**Exercise brief:**
Wherever the word "gatos" appears in a line, copy that line.
_ _ _
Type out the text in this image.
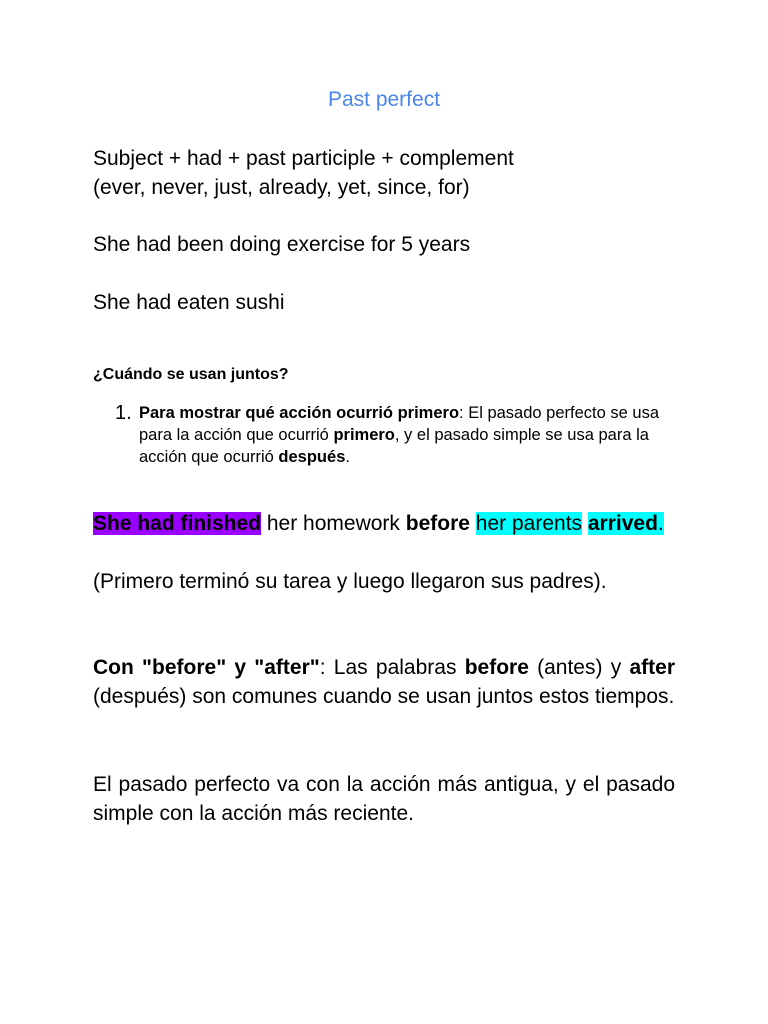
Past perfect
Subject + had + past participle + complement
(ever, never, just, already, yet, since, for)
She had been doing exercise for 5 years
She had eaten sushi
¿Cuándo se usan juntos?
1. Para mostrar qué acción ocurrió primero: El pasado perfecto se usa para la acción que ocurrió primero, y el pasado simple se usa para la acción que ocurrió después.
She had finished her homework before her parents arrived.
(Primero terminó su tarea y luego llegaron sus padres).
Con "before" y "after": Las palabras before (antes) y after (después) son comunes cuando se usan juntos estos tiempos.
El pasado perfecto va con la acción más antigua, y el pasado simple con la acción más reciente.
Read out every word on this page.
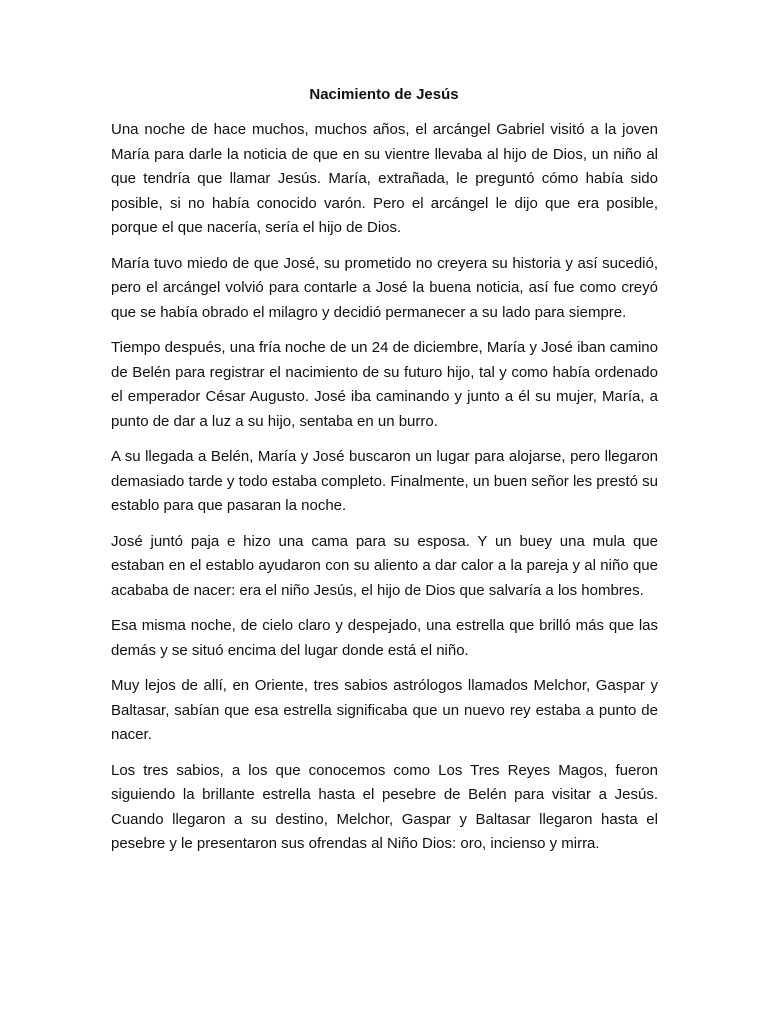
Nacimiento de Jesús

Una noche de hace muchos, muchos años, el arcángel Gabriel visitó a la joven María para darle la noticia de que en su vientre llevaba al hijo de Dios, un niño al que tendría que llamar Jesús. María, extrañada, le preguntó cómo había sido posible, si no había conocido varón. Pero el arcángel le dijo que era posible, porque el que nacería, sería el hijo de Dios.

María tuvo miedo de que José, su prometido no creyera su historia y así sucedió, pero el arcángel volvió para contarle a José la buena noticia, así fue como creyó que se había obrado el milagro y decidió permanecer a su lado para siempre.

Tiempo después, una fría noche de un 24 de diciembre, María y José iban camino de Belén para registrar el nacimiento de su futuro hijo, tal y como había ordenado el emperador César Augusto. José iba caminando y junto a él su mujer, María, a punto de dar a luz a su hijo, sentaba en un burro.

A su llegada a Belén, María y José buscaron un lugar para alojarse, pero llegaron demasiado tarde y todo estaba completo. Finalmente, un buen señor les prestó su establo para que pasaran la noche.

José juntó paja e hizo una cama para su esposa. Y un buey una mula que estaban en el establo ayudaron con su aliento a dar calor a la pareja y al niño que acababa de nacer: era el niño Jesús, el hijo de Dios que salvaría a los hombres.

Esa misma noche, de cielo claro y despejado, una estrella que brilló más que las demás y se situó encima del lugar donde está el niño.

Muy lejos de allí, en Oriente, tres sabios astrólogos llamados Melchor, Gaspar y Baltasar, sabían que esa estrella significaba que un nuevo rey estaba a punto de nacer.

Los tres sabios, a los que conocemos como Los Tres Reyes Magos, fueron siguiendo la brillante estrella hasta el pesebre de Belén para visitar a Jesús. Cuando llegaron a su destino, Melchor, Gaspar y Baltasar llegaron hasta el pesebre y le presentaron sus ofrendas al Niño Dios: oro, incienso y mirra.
_ _ _
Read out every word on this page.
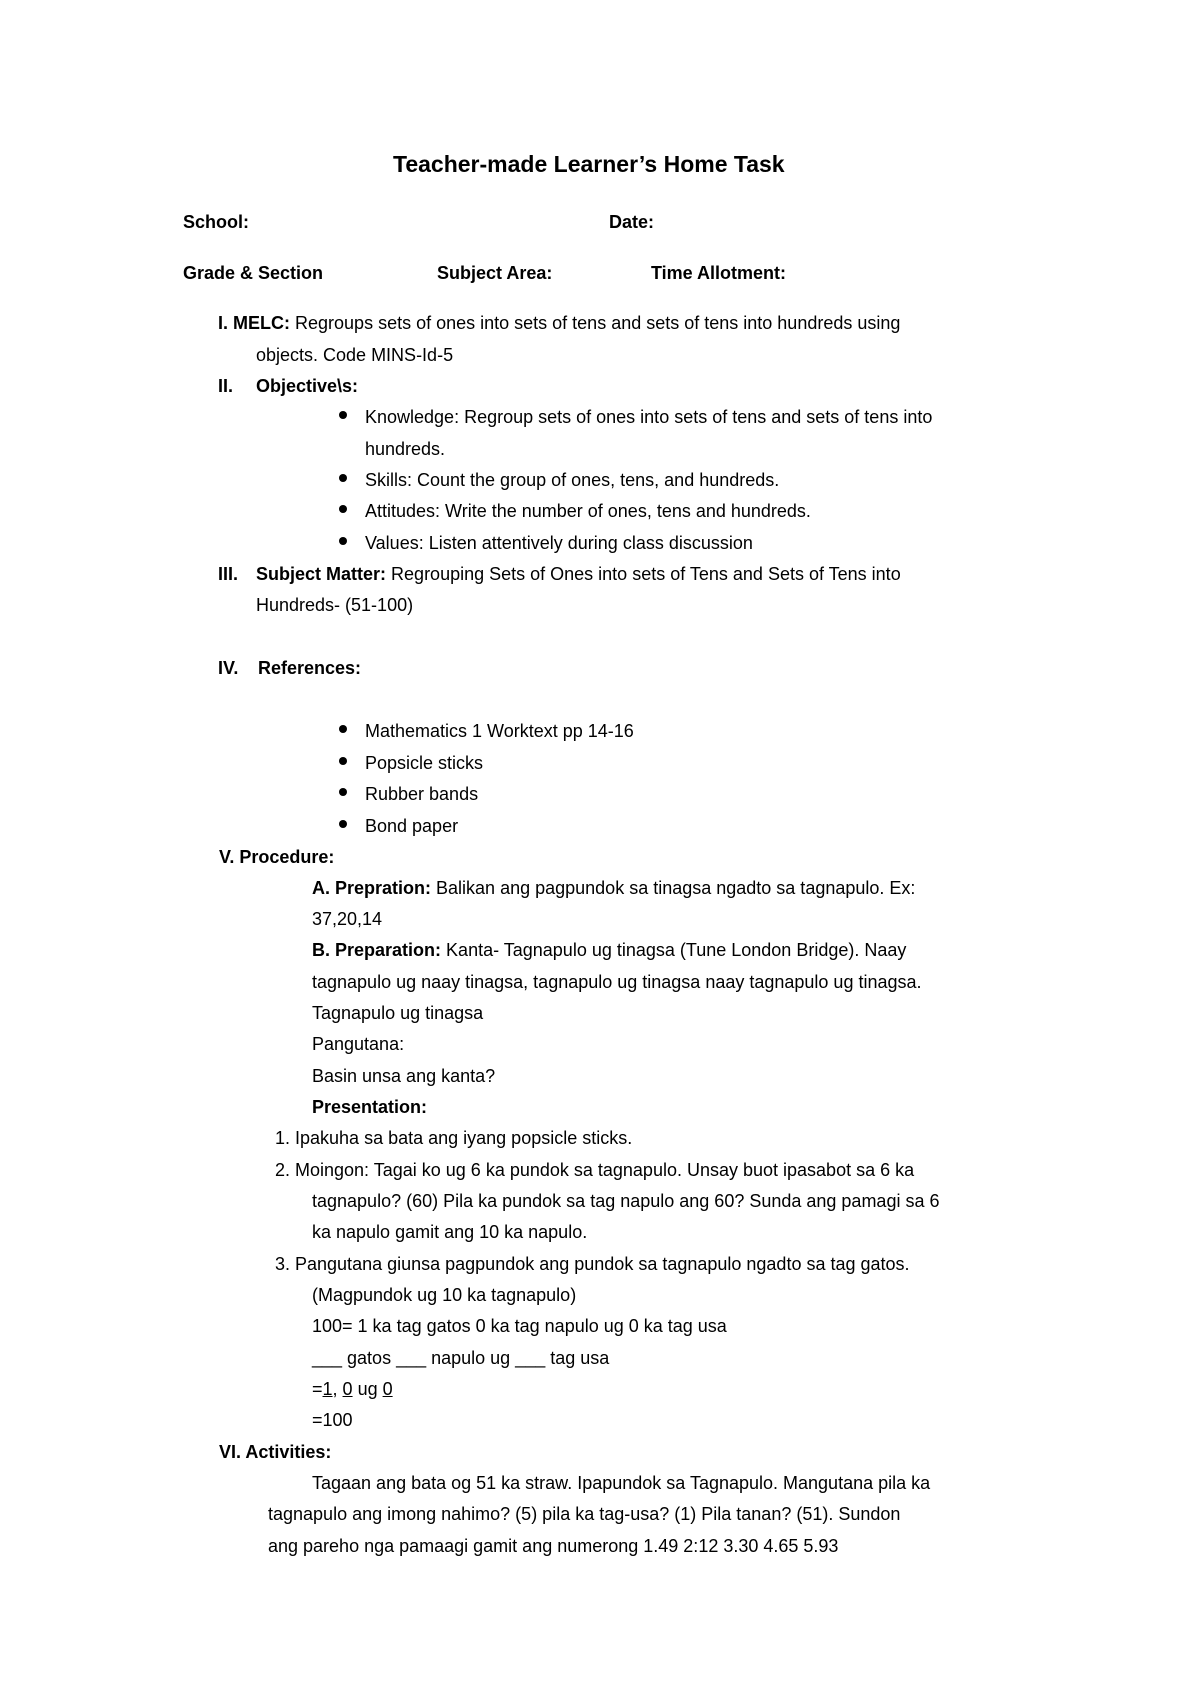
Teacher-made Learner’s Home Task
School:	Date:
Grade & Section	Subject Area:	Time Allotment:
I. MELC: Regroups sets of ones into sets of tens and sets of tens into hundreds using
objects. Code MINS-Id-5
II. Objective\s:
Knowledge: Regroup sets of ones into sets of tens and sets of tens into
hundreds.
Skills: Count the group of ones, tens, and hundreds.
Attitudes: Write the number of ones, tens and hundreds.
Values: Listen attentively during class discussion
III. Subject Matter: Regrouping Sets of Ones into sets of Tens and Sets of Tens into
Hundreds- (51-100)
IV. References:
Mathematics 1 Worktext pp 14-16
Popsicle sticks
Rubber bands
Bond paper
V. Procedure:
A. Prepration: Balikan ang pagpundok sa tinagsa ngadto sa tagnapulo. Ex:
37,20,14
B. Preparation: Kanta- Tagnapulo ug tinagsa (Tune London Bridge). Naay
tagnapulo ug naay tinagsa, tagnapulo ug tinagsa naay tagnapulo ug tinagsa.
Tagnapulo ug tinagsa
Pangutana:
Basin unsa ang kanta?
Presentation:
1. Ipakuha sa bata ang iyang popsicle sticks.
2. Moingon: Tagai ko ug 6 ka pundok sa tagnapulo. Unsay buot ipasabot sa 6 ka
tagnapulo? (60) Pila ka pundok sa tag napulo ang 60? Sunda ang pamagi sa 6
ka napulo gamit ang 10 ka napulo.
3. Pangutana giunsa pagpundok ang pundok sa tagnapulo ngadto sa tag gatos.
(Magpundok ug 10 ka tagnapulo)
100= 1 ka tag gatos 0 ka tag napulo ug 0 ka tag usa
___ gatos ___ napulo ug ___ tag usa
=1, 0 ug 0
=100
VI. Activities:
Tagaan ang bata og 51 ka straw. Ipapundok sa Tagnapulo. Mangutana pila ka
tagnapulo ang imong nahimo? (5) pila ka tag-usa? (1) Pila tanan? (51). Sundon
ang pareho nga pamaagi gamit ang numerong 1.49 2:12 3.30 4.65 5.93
_ _ _
**Result for this exercise:**
3. Pangutana giunsa pagpundok ang pundok sa tagnapulo ngadto sa tag gatos.
100= 1 ka tag gatos 0 ka tag napulo ug 0 ka tag usa
___ gatos ___ napulo ug ___ tag usa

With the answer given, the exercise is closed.